## Start

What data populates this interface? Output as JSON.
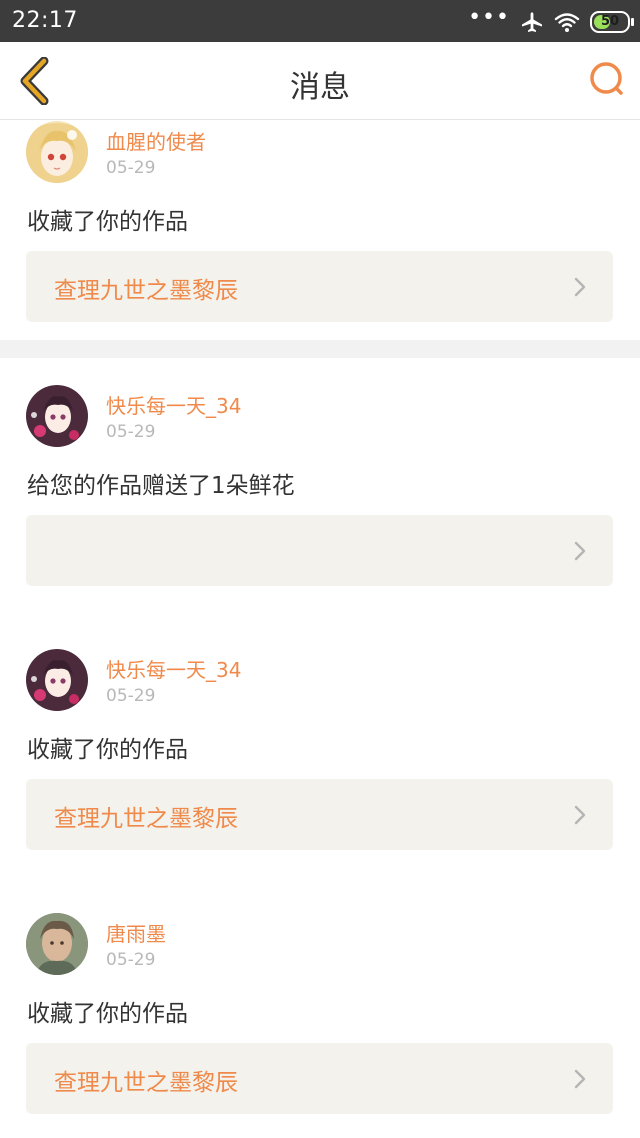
{
  "status_bar": {
    "time": "22:17",
    "battery_level": "50"
  },
  "header": {
    "title": "消息"
  },
  "messages": [
    {
      "user": "血腥的使者",
      "date": "05-29",
      "text": "收藏了你的作品",
      "work": "查理九世之墨黎辰",
      "avatar": "avatar-anime-blonde-girl"
    },
    {
      "user": "快乐每一天_34",
      "date": "05-29",
      "text": "给您的作品赠送了1朵鲜花",
      "work": "",
      "avatar": "avatar-anime-dark-hair-girl"
    },
    {
      "user": "快乐每一天_34",
      "date": "05-29",
      "text": "收藏了你的作品",
      "work": "查理九世之墨黎辰",
      "avatar": "avatar-anime-dark-hair-girl"
    },
    {
      "user": "唐雨墨",
      "date": "05-29",
      "text": "收藏了你的作品",
      "work": "查理九世之墨黎辰",
      "avatar": "avatar-portrait-painting"
    }
  ],
  "colors": {
    "accent": "#f08a4b",
    "back_arrow": "#e6a625",
    "status_bar_bg": "#3c3c3c",
    "work_box_bg": "#f3f2ec",
    "page_bg": "#f2f2f2",
    "date_text": "#b8b8b8",
    "body_text": "#333333"
  },
  "icons": {
    "back": "back-arrow-icon",
    "search": "search-icon",
    "chevron": "chevron-right-icon",
    "wifi": "wifi-icon",
    "airplane": "airplane-icon",
    "more": "more-dots-icon",
    "battery": "battery-icon"
  }
}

## End

**What the task requires**
All lines above with "avatar" in them should be returned.

**Output of the task**
      "avatar": "avatar-anime-blonde-girl"
      "avatar": "avatar-anime-dark-hair-girl"
      "avatar": "avatar-anime-dark-hair-girl"
      "avatar": "avatar-portrait-painting"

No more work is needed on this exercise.